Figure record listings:
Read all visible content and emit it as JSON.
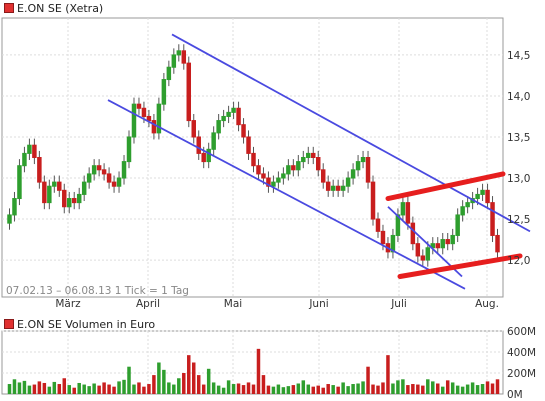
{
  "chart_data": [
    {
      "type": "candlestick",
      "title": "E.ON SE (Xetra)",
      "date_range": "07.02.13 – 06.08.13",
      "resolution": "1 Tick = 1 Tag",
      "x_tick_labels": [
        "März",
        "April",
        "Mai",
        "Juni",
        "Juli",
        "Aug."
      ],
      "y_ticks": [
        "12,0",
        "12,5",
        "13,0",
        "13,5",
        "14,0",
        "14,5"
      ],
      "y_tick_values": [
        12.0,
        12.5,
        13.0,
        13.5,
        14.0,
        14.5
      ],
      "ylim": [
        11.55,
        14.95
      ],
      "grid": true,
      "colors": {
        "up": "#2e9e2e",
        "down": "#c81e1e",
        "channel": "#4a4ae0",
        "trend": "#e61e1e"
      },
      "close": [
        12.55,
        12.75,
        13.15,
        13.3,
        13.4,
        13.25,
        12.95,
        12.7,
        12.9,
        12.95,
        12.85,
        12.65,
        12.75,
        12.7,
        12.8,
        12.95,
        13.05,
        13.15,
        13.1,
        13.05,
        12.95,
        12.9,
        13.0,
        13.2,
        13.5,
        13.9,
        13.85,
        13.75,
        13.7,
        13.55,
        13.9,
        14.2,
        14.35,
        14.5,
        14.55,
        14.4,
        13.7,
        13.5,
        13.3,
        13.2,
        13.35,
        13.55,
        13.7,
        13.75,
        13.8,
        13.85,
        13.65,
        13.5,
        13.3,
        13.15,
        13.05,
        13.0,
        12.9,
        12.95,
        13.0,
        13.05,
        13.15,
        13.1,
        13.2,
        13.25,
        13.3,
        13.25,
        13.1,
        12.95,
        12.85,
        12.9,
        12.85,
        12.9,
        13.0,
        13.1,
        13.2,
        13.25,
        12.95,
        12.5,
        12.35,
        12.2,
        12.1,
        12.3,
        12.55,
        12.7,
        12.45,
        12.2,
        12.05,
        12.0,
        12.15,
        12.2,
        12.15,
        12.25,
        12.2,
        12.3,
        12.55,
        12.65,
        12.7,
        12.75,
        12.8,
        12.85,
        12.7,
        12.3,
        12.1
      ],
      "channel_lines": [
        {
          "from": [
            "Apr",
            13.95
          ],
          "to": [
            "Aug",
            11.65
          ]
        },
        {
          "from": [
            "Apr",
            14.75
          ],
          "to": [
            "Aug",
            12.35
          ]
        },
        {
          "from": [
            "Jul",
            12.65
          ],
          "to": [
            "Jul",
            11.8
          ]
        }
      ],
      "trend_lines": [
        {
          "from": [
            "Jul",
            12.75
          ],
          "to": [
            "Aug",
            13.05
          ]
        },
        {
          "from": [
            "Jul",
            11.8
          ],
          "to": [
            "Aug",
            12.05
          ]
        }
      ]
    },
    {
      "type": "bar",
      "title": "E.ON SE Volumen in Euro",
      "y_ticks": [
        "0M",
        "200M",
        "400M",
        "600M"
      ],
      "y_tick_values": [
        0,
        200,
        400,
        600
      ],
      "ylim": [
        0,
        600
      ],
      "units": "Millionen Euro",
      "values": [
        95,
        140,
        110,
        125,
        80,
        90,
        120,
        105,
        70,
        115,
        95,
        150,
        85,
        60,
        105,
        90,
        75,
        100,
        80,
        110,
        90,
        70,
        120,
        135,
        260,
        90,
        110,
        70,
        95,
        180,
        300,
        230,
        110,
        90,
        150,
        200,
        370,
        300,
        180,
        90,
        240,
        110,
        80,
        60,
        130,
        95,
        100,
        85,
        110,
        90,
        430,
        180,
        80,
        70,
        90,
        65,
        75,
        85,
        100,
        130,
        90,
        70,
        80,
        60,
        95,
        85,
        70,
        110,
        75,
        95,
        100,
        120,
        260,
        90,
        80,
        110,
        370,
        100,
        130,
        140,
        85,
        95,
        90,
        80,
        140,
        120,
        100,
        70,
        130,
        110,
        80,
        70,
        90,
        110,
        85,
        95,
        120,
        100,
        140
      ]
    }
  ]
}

...

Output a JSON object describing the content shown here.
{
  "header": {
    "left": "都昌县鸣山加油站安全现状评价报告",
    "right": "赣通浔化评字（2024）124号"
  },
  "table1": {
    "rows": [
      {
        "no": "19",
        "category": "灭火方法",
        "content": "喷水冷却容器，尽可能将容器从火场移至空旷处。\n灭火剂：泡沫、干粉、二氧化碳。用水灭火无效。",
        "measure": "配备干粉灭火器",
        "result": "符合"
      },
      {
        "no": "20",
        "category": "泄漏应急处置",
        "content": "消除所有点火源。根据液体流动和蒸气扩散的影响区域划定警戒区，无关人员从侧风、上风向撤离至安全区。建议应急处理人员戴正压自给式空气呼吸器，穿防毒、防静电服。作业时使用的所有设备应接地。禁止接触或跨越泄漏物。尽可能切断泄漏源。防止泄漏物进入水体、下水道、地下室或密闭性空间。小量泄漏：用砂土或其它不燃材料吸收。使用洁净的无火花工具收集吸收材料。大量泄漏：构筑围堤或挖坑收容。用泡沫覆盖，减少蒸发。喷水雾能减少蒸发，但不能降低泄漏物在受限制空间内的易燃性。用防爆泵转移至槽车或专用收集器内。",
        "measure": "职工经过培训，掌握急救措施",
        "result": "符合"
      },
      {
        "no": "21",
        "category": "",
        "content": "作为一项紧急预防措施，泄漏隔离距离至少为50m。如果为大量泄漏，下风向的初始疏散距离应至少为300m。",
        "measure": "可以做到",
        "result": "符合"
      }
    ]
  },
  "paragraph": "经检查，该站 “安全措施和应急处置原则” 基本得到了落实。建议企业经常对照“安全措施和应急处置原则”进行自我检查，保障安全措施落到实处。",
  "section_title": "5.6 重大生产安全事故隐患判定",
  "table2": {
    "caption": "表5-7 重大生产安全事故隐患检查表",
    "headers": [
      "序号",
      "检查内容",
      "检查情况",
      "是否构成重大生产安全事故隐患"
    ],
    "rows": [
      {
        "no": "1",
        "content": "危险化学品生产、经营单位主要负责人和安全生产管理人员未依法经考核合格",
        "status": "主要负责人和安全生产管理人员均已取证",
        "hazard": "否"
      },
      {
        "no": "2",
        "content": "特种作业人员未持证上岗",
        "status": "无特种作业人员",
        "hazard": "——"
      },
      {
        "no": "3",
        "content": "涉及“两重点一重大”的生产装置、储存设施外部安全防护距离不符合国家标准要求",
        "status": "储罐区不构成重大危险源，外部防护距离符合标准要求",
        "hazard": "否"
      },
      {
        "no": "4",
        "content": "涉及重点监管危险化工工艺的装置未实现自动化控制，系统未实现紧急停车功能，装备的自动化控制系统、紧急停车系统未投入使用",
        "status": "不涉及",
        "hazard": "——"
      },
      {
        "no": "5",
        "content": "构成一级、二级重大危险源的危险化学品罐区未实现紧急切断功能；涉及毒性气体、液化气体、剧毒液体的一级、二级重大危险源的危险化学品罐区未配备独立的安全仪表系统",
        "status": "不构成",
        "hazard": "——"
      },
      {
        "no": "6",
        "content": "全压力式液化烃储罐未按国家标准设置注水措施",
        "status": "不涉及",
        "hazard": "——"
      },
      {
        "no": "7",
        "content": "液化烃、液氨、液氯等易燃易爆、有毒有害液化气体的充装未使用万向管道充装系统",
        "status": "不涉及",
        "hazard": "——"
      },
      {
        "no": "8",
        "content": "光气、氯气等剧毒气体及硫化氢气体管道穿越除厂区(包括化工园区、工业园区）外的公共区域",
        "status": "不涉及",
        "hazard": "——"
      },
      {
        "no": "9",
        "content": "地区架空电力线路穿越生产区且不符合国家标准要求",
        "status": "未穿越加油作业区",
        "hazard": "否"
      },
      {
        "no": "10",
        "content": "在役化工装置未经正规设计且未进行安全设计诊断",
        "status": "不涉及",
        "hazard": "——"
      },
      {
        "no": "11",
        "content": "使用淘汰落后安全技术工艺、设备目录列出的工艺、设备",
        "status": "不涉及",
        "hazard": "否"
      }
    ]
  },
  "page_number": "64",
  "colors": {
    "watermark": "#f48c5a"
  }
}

YOUR TASK:
Look through the entries above; copy each line where the string "category" appears.

SOLUTION FOR THIS PROBLEM:
        "category": "灭火方法",
        "category": "泄漏应急处置",
        "category": "",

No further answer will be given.